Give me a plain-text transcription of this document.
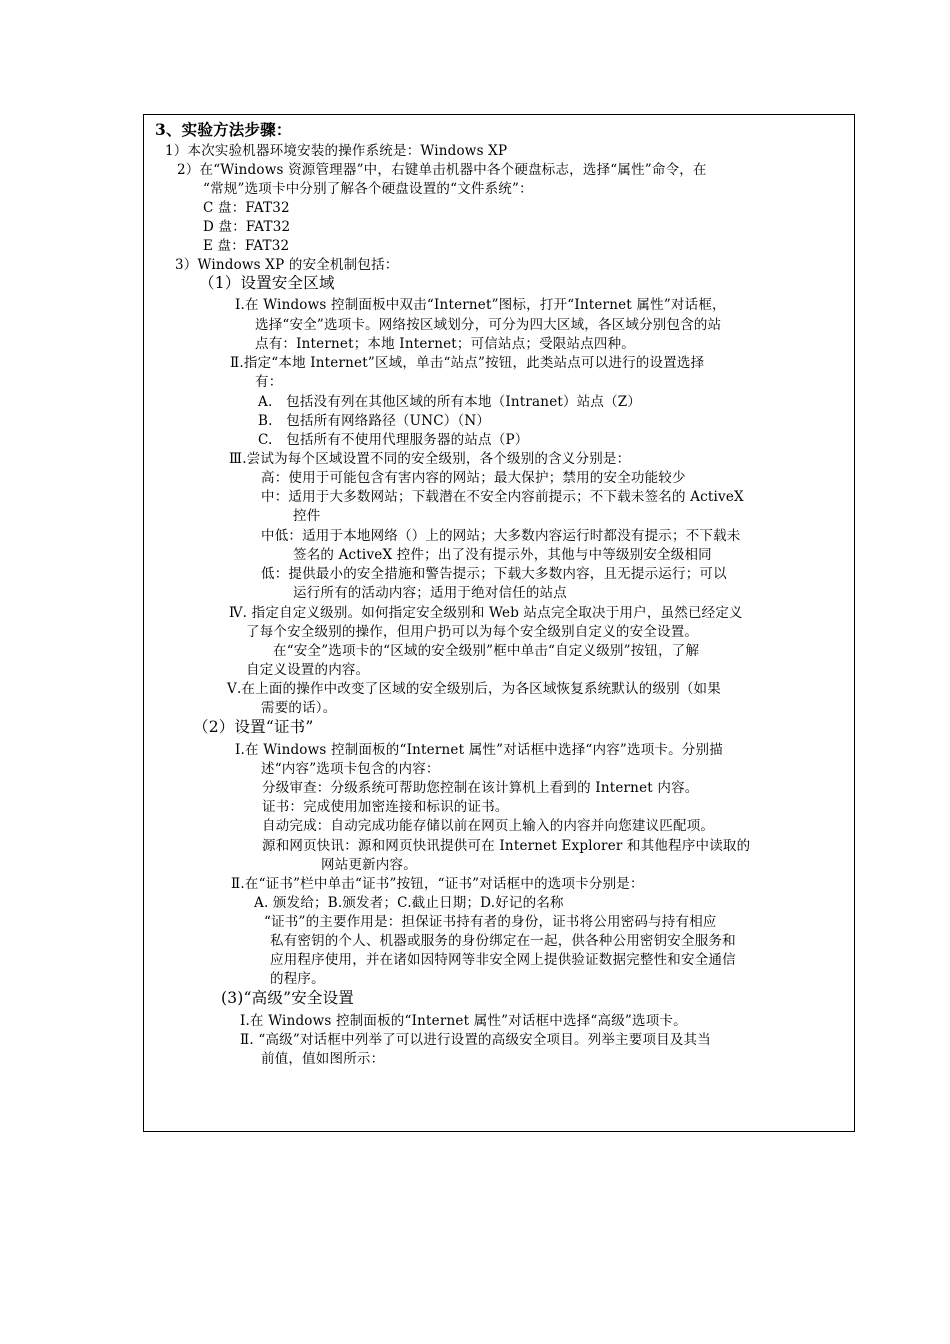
3、实验方法步骤：
1）本次实验机器环境安装的操作系统是：Windows XP
2）在“Windows 资源管理器”中，右键单击机器中各个硬盘标志，选择“属性”命令，在
“常规”选项卡中分别了解各个硬盘设置的“文件系统”：
C 盘：FAT32
D 盘：FAT32
E 盘：FAT32
3）Windows XP 的安全机制包括：
（1）设置安全区域
Ⅰ.在 Windows 控制面板中双击“Internet”图标，打开“Internet 属性”对话框，
选择“安全”选项卡。网络按区域划分，可分为四大区域，各区域分别包含的站
点有：Internet；本地 Internet；可信站点；受限站点四种。
Ⅱ.指定“本地 Internet”区域，单击“站点”按钮，此类站点可以进行的设置选择
有：
A.　包括没有列在其他区域的所有本地（Intranet）站点（Z）
B.　包括所有网络路径（UNC）（N）
C.　包括所有不使用代理服务器的站点（P）
Ⅲ.尝试为每个区域设置不同的安全级别，各个级别的含义分别是：
高：使用于可能包含有害内容的网站；最大保护；禁用的安全功能较少
中：适用于大多数网站；下载潜在不安全内容前提示；不下载未签名的 ActiveX
控件
中低：适用于本地网络（）上的网站；大多数内容运行时都没有提示；不下载未
签名的 ActiveX 控件；出了没有提示外，其他与中等级别安全级相同
低：提供最小的安全措施和警告提示；下载大多数内容，且无提示运行；可以
运行所有的活动内容；适用于绝对信任的站点
Ⅳ. 指定自定义级别。如何指定安全级别和 Web 站点完全取决于用户，虽然已经定义
了每个安全级别的操作，但用户扔可以为每个安全级别自定义的安全设置。
在“安全”选项卡的“区域的安全级别”框中单击“自定义级别”按钮，了解
自定义设置的内容。
Ⅴ.在上面的操作中改变了区域的安全级别后，为各区域恢复系统默认的级别（如果
需要的话）。
（2）设置“证书”
Ⅰ.在 Windows 控制面板的“Internet 属性”对话框中选择“内容”选项卡。分别描
述“内容”选项卡包含的内容：
分级审查：分级系统可帮助您控制在该计算机上看到的 Internet 内容。
证书：完成使用加密连接和标识的证书。
自动完成：自动完成功能存储以前在网页上输入的内容并向您建议匹配项。
源和网页快讯：源和网页快讯提供可在 Internet Explorer 和其他程序中读取的
网站更新内容。
Ⅱ.在“证书”栏中单击“证书”按钮，“证书”对话框中的选项卡分别是：
A. 颁发给；B.颁发者；C.截止日期；D.好记的名称
“证书”的主要作用是：担保证书持有者的身份，证书将公用密码与持有相应
私有密钥的个人、机器或服务的身份绑定在一起，供各种公用密钥安全服务和
应用程序使用，并在诸如因特网等非安全网上提供验证数据完整性和安全通信
的程序。
(3)“高级”安全设置
Ⅰ.在 Windows 控制面板的“Internet 属性”对话框中选择“高级”选项卡。
Ⅱ. “高级”对话框中列举了可以进行设置的高级安全项目。列举主要项目及其当
前值，值如图所示：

- - - - -

## Problem details:
Transcribe the material as is, with images omitted.

## Full response:
Give me a plain-text transcription of this document.
3、实验方法步骤：
1）本次实验机器环境安装的操作系统是：Windows XP
2）在“Windows 资源管理器”中，右键单击机器中各个硬盘标志，选择“属性”命令，在
“常规”选项卡中分别了解各个硬盘设置的“文件系统”：
C 盘：FAT32
D 盘：FAT32
E 盘：FAT32
3）Windows XP 的安全机制包括：
（1）设置安全区域
Ⅰ.在 Windows 控制面板中双击“Internet”图标，打开“Internet 属性”对话框，
选择“安全”选项卡。网络按区域划分，可分为四大区域，各区域分别包含的站
点有：Internet；本地 Internet；可信站点；受限站点四种。
Ⅱ.指定“本地 Internet”区域，单击“站点”按钮，此类站点可以进行的设置选择
有：
A.　包括没有列在其他区域的所有本地（Intranet）站点（Z）
B.　包括所有网络路径（UNC）（N）
C.　包括所有不使用代理服务器的站点（P）
Ⅲ.尝试为每个区域设置不同的安全级别，各个级别的含义分别是：
高：使用于可能包含有害内容的网站；最大保护；禁用的安全功能较少
中：适用于大多数网站；下载潜在不安全内容前提示；不下载未签名的 ActiveX
控件
中低：适用于本地网络（）上的网站；大多数内容运行时都没有提示；不下载未
签名的 ActiveX 控件；出了没有提示外，其他与中等级别安全级相同
低：提供最小的安全措施和警告提示；下载大多数内容，且无提示运行；可以
运行所有的活动内容；适用于绝对信任的站点
Ⅳ. 指定自定义级别。如何指定安全级别和 Web 站点完全取决于用户，虽然已经定义
了每个安全级别的操作，但用户扔可以为每个安全级别自定义的安全设置。
在“安全”选项卡的“区域的安全级别”框中单击“自定义级别”按钮，了解
自定义设置的内容。
Ⅴ.在上面的操作中改变了区域的安全级别后，为各区域恢复系统默认的级别（如果
需要的话）。
（2）设置“证书”
Ⅰ.在 Windows 控制面板的“Internet 属性”对话框中选择“内容”选项卡。分别描
述“内容”选项卡包含的内容：
分级审查：分级系统可帮助您控制在该计算机上看到的 Internet 内容。
证书：完成使用加密连接和标识的证书。
自动完成：自动完成功能存储以前在网页上输入的内容并向您建议匹配项。
源和网页快讯：源和网页快讯提供可在 Internet Explorer 和其他程序中读取的
网站更新内容。
Ⅱ.在“证书”栏中单击“证书”按钮，“证书”对话框中的选项卡分别是：
A. 颁发给；B.颁发者；C.截止日期；D.好记的名称
“证书”的主要作用是：担保证书持有者的身份，证书将公用密码与持有相应
私有密钥的个人、机器或服务的身份绑定在一起，供各种公用密钥安全服务和
应用程序使用，并在诸如因特网等非安全网上提供验证数据完整性和安全通信
的程序。
(3)“高级”安全设置
Ⅰ.在 Windows 控制面板的“Internet 属性”对话框中选择“高级”选项卡。
Ⅱ. “高级”对话框中列举了可以进行设置的高级安全项目。列举主要项目及其当
前值，值如图所示：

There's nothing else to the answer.